§ Work to be completed: Report the number of lines that include "Semana", with no additional text.

§ Data for the task:
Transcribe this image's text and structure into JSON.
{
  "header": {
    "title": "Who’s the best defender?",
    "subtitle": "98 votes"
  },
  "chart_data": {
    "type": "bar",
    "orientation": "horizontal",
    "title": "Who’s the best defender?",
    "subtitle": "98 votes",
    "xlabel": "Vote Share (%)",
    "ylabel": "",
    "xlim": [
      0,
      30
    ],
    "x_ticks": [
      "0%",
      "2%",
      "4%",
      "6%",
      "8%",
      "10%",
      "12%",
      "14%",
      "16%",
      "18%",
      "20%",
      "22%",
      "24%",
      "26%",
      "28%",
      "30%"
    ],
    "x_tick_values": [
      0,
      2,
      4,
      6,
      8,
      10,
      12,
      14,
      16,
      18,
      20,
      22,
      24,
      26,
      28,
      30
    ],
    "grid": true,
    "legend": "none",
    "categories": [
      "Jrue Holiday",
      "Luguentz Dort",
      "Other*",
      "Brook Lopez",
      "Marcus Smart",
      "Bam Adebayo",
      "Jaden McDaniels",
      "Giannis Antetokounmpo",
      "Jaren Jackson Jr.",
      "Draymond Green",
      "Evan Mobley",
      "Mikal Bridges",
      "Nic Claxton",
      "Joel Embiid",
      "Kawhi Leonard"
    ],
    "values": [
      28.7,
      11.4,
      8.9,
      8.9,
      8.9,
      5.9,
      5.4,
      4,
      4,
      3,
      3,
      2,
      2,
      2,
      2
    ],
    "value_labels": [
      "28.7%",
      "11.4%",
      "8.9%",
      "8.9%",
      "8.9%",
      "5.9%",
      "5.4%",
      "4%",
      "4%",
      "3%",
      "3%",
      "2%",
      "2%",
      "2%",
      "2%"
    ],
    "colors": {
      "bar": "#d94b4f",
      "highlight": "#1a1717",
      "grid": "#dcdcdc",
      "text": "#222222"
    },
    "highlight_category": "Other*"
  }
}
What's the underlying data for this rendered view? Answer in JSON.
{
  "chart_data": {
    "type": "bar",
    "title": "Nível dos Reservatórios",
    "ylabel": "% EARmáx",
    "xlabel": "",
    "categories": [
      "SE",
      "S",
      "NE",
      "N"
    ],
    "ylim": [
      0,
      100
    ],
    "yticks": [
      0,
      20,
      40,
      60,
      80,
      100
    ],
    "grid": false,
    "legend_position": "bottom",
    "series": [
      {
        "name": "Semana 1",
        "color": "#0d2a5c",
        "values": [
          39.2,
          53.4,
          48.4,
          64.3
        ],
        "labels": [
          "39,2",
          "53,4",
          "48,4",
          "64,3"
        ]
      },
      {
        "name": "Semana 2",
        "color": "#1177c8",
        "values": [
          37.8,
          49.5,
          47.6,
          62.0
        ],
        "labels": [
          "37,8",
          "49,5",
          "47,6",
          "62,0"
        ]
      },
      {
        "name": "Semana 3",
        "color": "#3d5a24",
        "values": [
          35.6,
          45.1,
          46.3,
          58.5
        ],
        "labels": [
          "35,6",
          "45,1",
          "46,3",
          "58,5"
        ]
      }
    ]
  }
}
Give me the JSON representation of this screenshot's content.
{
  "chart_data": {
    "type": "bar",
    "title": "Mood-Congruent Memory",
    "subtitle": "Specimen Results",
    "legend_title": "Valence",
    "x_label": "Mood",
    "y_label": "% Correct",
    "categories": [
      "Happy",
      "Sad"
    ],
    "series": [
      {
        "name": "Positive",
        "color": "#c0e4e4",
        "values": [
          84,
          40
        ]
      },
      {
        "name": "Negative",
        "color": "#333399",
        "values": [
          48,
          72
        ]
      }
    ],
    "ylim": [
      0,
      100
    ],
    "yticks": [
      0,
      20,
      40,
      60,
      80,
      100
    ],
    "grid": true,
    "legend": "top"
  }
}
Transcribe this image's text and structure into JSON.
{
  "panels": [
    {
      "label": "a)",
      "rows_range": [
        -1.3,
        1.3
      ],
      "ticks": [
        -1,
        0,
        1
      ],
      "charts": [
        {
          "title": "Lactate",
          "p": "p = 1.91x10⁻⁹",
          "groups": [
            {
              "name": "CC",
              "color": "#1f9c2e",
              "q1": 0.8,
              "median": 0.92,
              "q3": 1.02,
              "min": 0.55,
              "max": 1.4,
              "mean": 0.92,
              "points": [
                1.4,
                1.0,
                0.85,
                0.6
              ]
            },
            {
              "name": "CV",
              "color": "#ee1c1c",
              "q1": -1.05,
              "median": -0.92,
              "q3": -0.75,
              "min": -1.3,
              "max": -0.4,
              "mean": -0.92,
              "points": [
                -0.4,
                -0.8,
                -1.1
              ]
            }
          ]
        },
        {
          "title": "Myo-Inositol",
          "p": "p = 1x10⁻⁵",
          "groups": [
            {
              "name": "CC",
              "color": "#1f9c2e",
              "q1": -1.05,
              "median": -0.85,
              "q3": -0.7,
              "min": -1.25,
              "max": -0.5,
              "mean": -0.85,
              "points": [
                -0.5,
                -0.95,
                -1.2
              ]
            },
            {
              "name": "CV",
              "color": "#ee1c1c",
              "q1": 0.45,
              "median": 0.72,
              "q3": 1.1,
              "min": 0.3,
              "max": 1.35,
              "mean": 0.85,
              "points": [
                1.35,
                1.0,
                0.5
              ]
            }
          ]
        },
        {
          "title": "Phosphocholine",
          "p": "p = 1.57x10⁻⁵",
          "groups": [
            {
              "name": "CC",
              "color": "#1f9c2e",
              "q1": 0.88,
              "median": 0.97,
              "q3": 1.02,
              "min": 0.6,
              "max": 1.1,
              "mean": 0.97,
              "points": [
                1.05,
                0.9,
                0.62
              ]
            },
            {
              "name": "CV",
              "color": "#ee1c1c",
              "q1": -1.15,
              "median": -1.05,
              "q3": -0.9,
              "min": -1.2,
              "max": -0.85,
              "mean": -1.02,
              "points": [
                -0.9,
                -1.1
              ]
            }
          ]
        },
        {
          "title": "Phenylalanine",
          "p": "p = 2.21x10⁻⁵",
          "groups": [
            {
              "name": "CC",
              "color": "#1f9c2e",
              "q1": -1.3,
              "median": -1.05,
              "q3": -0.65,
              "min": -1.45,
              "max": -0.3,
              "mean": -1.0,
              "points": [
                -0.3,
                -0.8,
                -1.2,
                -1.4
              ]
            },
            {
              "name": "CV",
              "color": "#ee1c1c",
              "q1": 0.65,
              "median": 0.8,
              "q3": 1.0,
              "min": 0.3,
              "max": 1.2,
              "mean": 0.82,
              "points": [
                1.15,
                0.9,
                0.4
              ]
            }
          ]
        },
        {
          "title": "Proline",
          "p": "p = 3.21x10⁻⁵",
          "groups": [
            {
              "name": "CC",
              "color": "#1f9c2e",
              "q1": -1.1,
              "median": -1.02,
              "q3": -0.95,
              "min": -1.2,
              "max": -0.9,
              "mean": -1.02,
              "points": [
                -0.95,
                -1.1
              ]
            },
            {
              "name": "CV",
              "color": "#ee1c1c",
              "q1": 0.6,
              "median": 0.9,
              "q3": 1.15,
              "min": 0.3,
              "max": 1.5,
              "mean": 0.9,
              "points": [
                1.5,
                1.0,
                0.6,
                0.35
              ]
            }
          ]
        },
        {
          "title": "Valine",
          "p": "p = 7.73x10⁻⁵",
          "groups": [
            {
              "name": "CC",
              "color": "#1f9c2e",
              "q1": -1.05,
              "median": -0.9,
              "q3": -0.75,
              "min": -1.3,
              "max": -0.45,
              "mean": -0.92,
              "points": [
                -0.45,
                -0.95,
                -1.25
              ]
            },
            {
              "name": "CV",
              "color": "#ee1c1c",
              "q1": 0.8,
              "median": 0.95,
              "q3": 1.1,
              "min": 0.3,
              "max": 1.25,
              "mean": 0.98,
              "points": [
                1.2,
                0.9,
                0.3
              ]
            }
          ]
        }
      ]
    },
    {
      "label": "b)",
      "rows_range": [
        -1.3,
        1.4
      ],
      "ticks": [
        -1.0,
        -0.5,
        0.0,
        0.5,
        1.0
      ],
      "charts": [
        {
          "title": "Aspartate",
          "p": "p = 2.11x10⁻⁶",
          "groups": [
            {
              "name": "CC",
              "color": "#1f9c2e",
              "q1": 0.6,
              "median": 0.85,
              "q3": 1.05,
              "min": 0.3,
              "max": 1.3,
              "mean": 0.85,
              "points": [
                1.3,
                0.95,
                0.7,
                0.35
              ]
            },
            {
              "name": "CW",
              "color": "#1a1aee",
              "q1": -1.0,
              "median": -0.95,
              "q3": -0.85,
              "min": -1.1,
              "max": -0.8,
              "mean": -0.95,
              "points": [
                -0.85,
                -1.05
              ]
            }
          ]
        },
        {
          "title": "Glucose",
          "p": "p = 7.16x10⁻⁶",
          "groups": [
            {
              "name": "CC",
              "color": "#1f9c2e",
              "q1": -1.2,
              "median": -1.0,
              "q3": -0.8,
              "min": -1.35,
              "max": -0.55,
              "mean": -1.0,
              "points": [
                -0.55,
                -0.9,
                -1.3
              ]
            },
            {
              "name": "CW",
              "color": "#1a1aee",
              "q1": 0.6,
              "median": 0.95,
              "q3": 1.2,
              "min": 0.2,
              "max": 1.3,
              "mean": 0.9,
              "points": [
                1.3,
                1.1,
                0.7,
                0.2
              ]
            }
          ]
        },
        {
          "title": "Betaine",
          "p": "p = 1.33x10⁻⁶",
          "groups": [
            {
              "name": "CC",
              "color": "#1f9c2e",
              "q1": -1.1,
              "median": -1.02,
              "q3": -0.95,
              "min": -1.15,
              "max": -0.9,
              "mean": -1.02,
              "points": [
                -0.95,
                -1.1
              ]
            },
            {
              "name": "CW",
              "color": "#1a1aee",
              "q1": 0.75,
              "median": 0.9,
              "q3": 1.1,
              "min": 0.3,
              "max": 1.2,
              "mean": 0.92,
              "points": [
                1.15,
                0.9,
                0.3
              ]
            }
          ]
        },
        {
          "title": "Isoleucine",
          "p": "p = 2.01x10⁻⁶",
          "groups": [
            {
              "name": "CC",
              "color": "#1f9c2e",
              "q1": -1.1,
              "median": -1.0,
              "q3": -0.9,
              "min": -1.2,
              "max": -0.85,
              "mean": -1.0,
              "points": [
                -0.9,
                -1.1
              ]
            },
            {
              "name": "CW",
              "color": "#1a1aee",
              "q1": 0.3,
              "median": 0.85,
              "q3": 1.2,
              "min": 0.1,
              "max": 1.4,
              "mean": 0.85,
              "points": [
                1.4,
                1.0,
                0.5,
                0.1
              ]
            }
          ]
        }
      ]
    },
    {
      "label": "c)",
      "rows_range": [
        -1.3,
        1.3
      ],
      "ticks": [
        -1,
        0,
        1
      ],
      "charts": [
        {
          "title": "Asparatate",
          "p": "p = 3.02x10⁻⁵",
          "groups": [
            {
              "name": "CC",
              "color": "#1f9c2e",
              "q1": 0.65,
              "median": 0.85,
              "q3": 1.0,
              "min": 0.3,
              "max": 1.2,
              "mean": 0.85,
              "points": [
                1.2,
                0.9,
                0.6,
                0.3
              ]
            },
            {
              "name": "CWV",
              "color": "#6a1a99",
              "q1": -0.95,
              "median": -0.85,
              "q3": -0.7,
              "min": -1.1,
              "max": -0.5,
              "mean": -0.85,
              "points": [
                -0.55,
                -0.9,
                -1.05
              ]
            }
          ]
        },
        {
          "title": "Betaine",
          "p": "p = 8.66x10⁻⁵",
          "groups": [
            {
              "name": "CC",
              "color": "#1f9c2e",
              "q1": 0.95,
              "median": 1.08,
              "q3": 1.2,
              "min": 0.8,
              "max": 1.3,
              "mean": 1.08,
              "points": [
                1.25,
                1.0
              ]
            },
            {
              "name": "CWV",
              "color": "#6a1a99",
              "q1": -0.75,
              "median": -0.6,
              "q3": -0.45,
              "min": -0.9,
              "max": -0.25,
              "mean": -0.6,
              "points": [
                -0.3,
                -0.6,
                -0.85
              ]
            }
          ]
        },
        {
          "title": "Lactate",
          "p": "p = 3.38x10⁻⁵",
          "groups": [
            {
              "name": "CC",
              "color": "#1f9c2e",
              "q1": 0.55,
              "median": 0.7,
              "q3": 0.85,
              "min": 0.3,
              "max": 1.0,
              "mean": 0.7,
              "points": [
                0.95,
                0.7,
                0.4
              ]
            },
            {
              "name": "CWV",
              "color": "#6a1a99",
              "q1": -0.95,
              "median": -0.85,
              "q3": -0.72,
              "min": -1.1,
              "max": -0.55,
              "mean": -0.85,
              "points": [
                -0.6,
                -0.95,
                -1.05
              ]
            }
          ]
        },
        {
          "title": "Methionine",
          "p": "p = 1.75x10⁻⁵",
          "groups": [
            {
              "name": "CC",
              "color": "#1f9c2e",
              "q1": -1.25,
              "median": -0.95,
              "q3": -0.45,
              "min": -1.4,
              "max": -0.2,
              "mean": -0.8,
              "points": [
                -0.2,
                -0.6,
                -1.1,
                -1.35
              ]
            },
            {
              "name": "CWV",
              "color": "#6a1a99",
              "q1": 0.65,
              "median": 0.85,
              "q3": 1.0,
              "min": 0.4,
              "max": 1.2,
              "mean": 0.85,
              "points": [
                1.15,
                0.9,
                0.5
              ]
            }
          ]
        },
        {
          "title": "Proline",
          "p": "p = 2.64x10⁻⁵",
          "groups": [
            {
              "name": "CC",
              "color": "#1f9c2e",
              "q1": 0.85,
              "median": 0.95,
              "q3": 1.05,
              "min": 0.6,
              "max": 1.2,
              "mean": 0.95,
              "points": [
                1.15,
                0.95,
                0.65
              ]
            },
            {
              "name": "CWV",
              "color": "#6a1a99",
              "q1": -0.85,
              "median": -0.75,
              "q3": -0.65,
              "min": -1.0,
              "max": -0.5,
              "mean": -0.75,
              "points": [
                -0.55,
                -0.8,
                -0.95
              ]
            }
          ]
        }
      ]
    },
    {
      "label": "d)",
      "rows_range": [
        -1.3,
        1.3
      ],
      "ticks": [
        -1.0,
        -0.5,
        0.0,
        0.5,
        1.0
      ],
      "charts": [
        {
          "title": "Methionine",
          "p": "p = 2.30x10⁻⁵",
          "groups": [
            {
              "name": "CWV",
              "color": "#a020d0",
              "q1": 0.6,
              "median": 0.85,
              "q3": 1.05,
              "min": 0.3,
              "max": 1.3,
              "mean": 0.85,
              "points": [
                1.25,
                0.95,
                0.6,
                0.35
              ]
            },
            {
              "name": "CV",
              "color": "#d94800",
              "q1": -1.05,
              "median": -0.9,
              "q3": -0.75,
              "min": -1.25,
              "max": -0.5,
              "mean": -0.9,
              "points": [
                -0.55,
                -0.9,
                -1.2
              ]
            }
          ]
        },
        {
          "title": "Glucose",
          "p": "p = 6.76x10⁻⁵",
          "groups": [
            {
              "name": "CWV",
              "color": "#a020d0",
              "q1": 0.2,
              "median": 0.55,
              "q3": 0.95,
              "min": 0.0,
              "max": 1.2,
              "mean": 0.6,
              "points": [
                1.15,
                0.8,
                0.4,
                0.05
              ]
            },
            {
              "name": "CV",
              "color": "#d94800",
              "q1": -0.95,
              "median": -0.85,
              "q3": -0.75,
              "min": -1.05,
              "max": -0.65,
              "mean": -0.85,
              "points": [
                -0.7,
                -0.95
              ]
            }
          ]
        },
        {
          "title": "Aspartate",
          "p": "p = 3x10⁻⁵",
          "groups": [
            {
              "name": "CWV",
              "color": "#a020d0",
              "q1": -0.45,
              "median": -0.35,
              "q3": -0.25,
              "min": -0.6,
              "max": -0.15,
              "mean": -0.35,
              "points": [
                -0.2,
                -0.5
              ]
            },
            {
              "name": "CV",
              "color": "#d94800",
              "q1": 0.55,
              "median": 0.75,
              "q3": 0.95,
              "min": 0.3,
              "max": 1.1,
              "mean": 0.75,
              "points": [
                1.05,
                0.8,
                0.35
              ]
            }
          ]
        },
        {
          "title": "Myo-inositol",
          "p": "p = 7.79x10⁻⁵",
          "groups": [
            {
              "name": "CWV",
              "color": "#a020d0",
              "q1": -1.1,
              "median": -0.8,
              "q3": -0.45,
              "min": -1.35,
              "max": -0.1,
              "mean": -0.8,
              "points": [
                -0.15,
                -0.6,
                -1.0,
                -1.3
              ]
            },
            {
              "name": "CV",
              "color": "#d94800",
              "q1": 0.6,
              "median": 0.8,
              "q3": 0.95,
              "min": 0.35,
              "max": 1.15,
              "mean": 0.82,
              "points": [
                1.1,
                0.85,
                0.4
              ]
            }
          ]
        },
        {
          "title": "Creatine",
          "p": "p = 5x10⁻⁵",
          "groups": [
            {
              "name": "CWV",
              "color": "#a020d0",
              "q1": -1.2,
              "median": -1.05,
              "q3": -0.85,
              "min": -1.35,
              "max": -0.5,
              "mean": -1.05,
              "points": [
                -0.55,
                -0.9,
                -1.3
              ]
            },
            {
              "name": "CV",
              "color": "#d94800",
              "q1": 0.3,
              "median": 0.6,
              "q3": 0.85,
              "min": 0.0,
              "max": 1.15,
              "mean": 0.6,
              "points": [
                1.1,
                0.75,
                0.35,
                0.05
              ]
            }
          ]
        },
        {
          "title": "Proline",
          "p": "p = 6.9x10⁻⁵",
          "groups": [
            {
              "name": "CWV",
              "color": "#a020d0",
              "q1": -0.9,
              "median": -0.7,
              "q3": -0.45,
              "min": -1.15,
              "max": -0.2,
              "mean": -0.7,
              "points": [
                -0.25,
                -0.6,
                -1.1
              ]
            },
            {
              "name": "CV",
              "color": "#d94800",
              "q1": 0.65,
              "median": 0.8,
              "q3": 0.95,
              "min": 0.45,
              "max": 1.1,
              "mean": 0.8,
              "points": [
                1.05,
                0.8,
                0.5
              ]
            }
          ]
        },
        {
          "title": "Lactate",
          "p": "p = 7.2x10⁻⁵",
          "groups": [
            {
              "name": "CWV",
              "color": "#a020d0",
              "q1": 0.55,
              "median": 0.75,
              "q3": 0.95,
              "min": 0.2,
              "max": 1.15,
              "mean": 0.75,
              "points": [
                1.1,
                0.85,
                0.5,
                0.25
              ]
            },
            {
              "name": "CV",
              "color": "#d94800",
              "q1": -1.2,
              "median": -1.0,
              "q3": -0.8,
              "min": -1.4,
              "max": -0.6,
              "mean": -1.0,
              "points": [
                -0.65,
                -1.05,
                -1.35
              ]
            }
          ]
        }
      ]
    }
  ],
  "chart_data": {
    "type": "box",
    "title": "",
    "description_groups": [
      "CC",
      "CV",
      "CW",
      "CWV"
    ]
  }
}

§ Output below: 3